## Begin

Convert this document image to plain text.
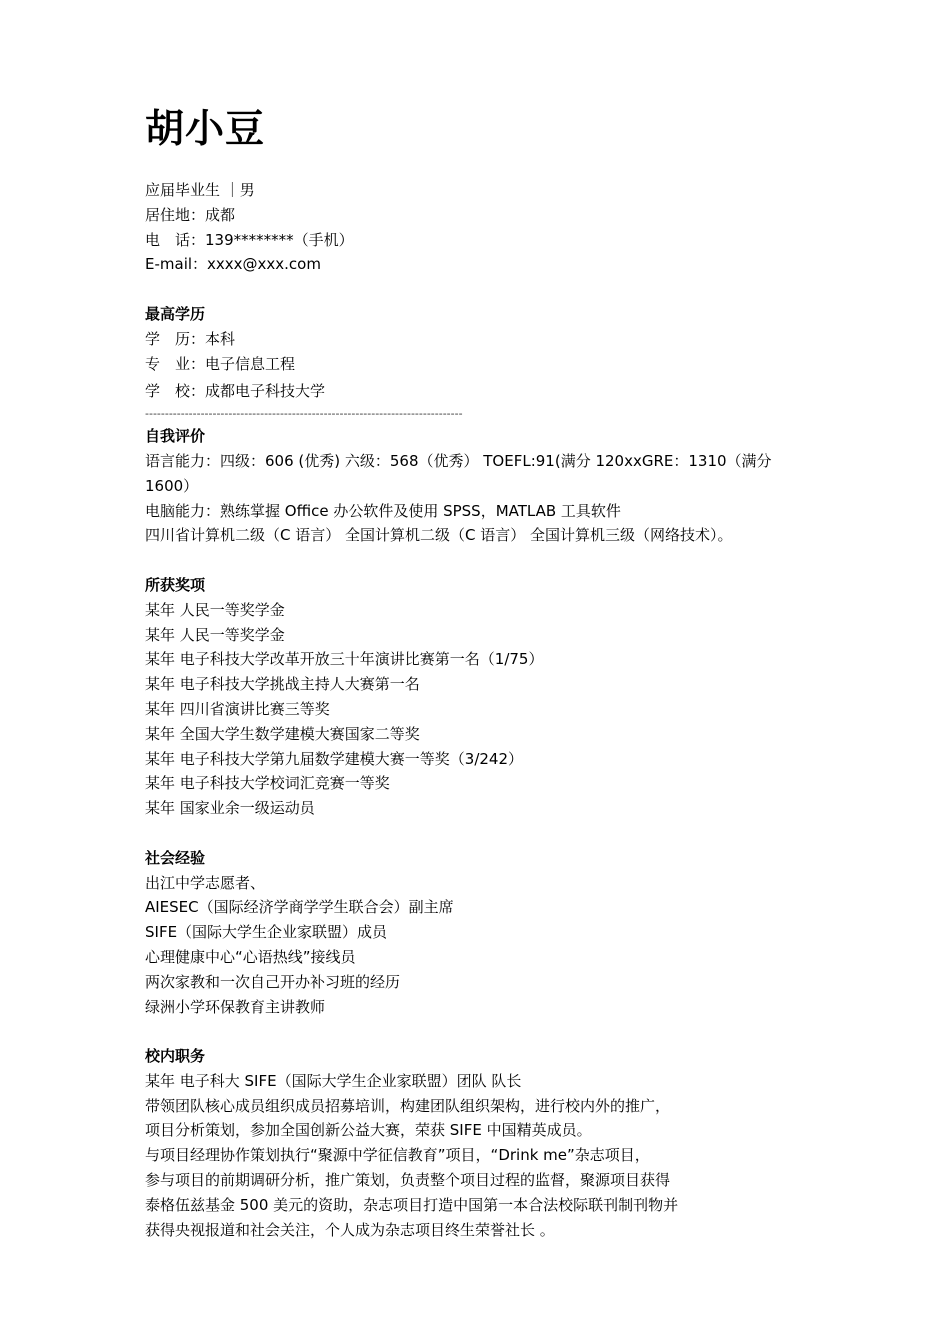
胡小豆
应届毕业生 ｜男
居住地：成都
电　话：139********（手机）
E-mail：xxxx@xxx.com
最高学历
学　历：本科
专　业：电子信息工程
学　校：成都电子科技大学
--------------------------------------------------------------------------------
自我评价
语言能力：四级：606 (优秀) 六级：568（优秀） TOEFL:91(满分 120xxGRE：1310（满分 1600）
电脑能力：熟练掌握 Office 办公软件及使用 SPSS，MATLAB 工具软件
四川省计算机二级（C 语言） 全国计算机二级（C 语言） 全国计算机三级（网络技术）。
所获奖项
某年 人民一等奖学金
某年 人民一等奖学金
某年 电子科技大学改革开放三十年演讲比赛第一名（1/75）
某年 电子科技大学挑战主持人大赛第一名
某年 四川省演讲比赛三等奖
某年 全国大学生数学建模大赛国家二等奖
某年 电子科技大学第九届数学建模大赛一等奖（3/242）
某年 电子科技大学校词汇竞赛一等奖
某年 国家业余一级运动员
社会经验
出江中学志愿者、
AIESEC（国际经济学商学学生联合会）副主席
SIFE（国际大学生企业家联盟）成员
心理健康中心“心语热线”接线员
两次家教和一次自己开办补习班的经历
绿洲小学环保教育主讲教师
校内职务
某年 电子科大 SIFE（国际大学生企业家联盟）团队 队长
带领团队核心成员组织成员招募培训，构建团队组织架构，进行校内外的推广，
项目分析策划，参加全国创新公益大赛，荣获 SIFE 中国精英成员。
与项目经理协作策划执行“聚源中学征信教育”项目，“Drink me”杂志项目，
参与项目的前期调研分析，推广策划，负责整个项目过程的监督，聚源项目获得
泰格伍兹基金 500 美元的资助，杂志项目打造中国第一本合法校际联刊制刊物并
获得央视报道和社会关注，个人成为杂志项目终生荣誉社长 。
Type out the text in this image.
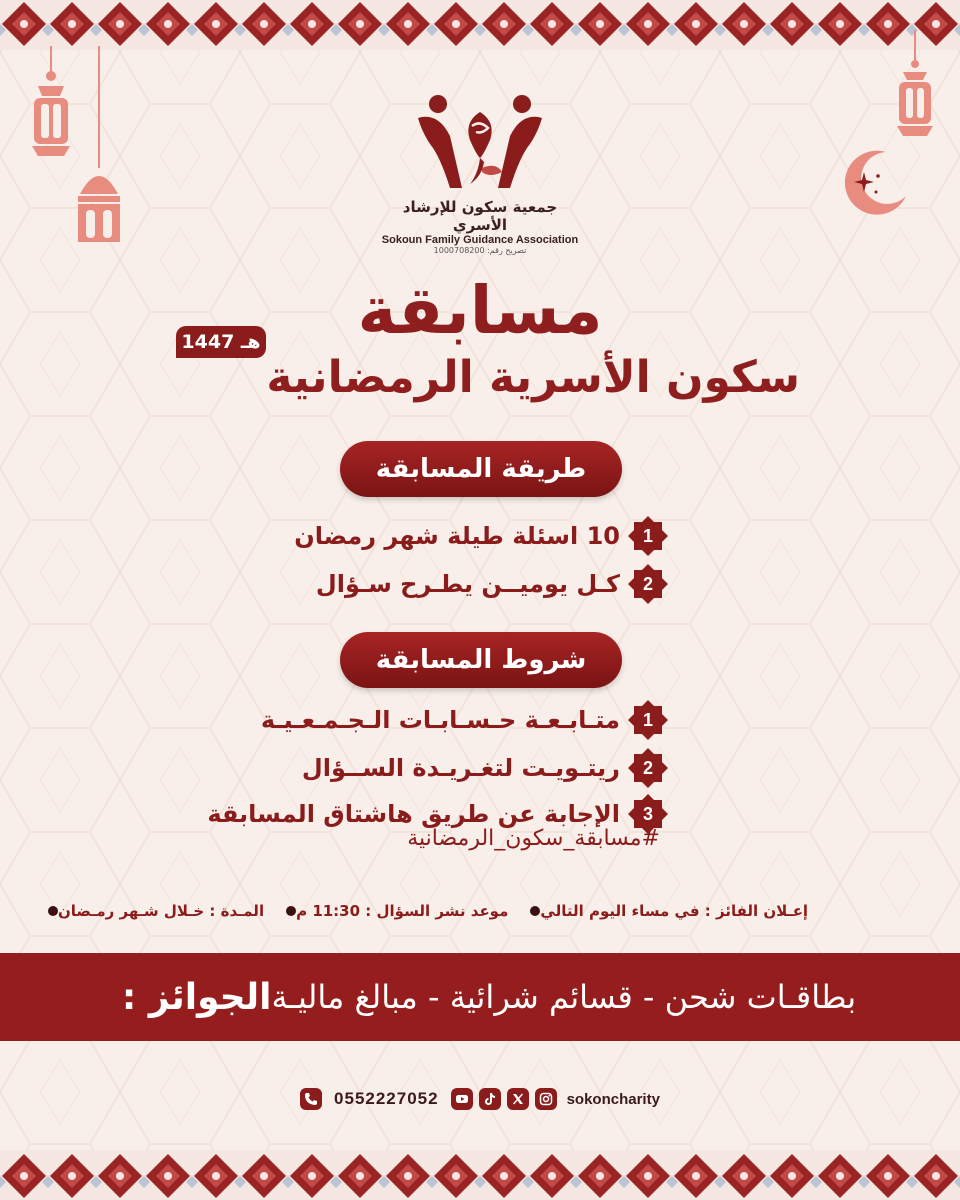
جمعية سكون للإرشاد الأسري
Sokoun Family Guidance Association
تصريح رقم: 1000708200
مسابقة
1447 هـ
سكون الأسرية الرمضانية
طريقة المسابقة
1
10 اسئلة طيلة شهر رمضان
2
كـل يوميــن يطـرح سـؤال
شروط المسابقة
1
متـابـعـة حـسـابـات الـجـمـعـيـة
2
ريتـويـت لتغـريـدة الســؤال
3
الإجابة عن طريق هاشتاق المسابقة
#مسابقة_سكون_الرمضانية
المـدة : خـلال شـهر رمـضان موعد نشر السؤال : 11:30 م إعـلان الفائز : في مساء اليوم التالي
الجوائز : بطاقـات شحن - قسائم شرائية - مبالغ ماليـة
0552227052	sokoncharity
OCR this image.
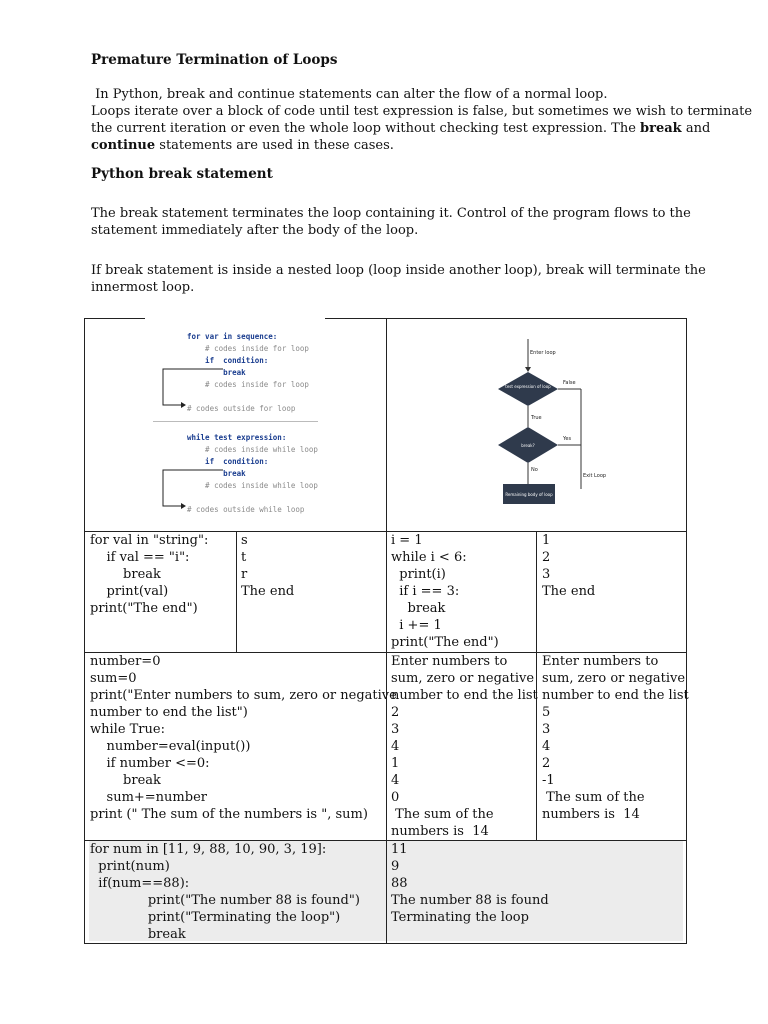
Premature Termination of Loops
In Python, break and continue statements can alter the flow of a normal loop.
Loops iterate over a block of code until test expression is false, but sometimes we wish to terminate
the current iteration or even the whole loop without checking test expression. The break and
continue statements are used in these cases.
Python break statement
The break statement terminates the loop containing it. Control of the program flows to the
statement immediately after the body of the loop.
If break statement is inside a nested loop (loop inside another loop), break will terminate the
innermost loop.
for var in sequence:
# codes inside for loop
if  condition:
break
# codes inside for loop

# codes outside for loop
while test expression:
# codes inside while loop
if  condition:
break
# codes inside while loop

# codes outside while loop
Enter loop
test expression of loop
False
True
break?
Yes
Exit Loop
No
Remaining body of loop
for val in "string":
if val == "i":
break
print(val)
print("The end")
s
t
r
The end
i = 1
while i < 6:
print(i)
if i == 3:
break
i += 1
print("The end")
1
2
3
The end
number=0
sum=0
print("Enter numbers to sum, zero or negative
number to end the list")
while True:
number=eval(input())
if number <=0:
break
sum+=number
print (" The sum of the numbers is ", sum)
Enter numbers to
sum, zero or negative
number to end the list
2
3
4
1
4
0
The sum of the
numbers is  14
Enter numbers to
sum, zero or negative
number to end the list
5
3
4
2
-1
The sum of the
numbers is  14
for num in [11, 9, 88, 10, 90, 3, 19]:
print(num)
if(num==88):
print("The number 88 is found")
print("Terminating the loop")
break
11
9
88
The number 88 is found
Terminating the loop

## End

> [Challenge] Work out how many lines of the listing above include the word "المسابقة". Reply with nothing but the count.

> [Finished answer] 3